Records from a dataset:
= = = = = = =

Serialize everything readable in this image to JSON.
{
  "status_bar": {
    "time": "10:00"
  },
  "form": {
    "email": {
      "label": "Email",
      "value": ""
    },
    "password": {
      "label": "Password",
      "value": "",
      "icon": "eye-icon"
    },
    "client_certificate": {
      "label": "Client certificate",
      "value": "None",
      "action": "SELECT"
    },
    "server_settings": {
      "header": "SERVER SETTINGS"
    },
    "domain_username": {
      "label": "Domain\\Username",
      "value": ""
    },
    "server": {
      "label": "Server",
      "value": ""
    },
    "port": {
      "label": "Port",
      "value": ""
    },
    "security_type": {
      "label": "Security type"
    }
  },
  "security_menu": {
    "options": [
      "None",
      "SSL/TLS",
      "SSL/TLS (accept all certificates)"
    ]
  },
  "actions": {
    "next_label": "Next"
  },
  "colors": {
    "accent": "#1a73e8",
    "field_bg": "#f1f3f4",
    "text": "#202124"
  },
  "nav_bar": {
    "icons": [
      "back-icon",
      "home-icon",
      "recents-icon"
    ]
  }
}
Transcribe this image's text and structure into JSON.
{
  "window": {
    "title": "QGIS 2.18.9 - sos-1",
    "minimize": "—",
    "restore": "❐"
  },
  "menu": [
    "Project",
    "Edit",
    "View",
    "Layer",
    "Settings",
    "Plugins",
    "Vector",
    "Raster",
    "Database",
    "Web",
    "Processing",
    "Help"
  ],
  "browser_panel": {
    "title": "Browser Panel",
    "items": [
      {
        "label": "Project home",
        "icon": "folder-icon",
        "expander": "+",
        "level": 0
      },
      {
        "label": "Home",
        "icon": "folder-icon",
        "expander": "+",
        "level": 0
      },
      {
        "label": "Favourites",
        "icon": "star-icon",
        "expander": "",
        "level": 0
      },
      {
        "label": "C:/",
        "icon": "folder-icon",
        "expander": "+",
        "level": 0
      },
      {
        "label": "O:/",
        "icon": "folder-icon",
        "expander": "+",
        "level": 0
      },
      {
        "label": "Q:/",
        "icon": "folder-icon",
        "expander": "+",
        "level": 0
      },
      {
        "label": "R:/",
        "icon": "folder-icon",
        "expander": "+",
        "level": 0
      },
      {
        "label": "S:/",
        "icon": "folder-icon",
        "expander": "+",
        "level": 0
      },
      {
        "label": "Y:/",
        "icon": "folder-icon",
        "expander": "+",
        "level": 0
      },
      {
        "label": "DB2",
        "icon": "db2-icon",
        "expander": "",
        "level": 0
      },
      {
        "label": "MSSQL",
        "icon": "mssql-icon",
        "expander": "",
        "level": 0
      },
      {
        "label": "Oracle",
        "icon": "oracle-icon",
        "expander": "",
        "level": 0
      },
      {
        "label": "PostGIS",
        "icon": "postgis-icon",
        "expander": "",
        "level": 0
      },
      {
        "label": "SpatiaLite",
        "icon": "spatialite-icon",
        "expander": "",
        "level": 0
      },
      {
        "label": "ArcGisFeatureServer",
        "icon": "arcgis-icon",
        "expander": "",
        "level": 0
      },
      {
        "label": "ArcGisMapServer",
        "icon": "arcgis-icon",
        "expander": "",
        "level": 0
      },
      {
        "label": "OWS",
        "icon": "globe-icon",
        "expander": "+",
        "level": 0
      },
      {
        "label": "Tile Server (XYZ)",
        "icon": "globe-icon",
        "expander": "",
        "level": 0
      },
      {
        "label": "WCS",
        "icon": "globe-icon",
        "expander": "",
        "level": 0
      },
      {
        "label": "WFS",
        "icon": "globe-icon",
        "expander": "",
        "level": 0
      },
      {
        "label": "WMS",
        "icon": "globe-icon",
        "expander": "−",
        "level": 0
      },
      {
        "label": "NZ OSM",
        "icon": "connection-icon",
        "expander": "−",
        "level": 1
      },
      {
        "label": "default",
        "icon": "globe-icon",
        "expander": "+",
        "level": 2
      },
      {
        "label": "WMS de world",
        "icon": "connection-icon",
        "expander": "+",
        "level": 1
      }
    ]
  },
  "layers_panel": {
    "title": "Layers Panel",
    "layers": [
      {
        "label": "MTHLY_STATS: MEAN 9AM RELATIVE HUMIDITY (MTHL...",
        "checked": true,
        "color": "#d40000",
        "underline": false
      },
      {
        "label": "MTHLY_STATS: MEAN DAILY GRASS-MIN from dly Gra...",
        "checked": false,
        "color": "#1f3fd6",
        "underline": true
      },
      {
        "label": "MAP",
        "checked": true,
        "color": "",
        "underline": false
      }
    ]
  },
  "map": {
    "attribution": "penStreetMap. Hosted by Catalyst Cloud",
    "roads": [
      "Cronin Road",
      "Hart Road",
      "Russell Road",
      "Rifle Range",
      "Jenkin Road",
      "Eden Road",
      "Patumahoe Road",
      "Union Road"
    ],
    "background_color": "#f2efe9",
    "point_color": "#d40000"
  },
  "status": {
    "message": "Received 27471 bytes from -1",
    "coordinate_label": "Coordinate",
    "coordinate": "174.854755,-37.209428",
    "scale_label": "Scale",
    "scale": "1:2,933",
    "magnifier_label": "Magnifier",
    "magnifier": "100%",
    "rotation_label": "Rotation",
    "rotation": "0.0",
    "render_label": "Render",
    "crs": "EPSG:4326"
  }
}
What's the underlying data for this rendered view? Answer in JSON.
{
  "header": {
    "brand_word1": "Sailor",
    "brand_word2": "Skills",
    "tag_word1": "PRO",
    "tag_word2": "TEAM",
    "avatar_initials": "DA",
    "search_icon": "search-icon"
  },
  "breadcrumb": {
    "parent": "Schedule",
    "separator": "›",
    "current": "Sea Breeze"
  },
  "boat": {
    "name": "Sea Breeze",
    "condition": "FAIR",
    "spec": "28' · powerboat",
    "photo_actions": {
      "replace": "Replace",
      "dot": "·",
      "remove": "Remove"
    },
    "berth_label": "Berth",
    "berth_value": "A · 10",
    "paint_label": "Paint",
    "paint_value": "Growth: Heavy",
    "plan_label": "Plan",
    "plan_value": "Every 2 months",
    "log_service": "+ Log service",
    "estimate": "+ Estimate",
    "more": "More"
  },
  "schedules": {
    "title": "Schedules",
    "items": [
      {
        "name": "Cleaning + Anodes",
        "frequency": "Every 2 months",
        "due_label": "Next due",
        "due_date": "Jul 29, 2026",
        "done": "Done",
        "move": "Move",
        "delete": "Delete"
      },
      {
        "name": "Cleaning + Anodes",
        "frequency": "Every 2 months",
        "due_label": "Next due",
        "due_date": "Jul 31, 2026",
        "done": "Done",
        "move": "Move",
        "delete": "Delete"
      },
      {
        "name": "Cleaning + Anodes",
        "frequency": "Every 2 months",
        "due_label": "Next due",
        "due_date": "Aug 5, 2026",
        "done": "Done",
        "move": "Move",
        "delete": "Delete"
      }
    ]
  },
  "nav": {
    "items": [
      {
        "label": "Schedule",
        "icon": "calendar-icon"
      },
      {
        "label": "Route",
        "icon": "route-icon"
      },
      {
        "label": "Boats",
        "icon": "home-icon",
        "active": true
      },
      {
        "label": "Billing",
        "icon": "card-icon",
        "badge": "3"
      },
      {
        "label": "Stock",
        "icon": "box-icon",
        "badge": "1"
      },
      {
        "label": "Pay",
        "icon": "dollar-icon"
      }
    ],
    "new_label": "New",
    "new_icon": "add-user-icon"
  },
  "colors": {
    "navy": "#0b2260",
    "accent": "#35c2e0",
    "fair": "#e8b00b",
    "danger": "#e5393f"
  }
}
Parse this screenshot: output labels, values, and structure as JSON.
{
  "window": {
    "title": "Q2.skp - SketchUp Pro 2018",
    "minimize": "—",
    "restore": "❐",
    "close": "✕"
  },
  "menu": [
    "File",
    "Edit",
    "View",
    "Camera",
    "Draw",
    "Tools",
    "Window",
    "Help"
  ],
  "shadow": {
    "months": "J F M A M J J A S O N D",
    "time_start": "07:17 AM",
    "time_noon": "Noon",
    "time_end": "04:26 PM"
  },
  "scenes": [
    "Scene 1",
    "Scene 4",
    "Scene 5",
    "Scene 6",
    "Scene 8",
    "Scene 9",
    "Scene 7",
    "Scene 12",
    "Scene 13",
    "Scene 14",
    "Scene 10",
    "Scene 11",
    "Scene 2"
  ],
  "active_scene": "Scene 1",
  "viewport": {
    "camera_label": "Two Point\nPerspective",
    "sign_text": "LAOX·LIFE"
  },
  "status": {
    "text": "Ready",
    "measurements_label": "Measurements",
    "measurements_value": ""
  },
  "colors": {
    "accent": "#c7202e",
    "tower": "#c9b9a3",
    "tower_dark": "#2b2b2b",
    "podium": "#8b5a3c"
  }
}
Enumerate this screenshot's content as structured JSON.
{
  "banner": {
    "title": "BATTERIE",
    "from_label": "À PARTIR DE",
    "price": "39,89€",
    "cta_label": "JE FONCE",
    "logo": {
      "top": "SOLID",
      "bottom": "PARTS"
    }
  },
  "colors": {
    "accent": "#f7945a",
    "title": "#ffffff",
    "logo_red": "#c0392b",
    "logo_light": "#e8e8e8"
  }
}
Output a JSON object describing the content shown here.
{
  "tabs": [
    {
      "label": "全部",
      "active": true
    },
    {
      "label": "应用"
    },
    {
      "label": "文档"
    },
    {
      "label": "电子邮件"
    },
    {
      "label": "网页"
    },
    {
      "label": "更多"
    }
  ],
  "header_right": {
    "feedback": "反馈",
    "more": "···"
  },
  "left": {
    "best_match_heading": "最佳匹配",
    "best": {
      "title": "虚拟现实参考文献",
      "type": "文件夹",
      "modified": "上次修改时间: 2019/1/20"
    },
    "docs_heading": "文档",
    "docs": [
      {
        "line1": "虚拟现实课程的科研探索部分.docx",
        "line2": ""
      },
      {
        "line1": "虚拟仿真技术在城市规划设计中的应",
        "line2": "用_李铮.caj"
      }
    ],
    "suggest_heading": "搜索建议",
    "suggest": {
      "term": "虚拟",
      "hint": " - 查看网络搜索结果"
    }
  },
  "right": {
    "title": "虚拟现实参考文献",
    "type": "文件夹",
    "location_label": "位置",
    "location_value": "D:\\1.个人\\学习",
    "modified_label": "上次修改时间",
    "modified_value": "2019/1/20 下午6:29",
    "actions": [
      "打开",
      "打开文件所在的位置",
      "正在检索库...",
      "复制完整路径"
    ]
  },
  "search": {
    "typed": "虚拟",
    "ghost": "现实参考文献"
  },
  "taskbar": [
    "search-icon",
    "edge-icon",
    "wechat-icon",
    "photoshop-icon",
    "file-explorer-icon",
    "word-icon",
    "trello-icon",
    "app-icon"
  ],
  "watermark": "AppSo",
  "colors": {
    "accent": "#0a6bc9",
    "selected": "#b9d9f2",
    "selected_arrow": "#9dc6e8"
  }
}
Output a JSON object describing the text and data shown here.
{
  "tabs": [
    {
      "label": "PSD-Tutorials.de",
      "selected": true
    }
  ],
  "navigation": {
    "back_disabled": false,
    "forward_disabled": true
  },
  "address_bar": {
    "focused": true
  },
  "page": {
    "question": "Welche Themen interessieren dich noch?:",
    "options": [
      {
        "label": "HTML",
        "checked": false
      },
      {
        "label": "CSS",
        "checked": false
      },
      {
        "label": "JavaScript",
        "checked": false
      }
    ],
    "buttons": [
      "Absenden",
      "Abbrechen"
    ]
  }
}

= = = = = = =

Reply with the number of lines in the material above that contain "true", and nothing more.

• Exercise response:
8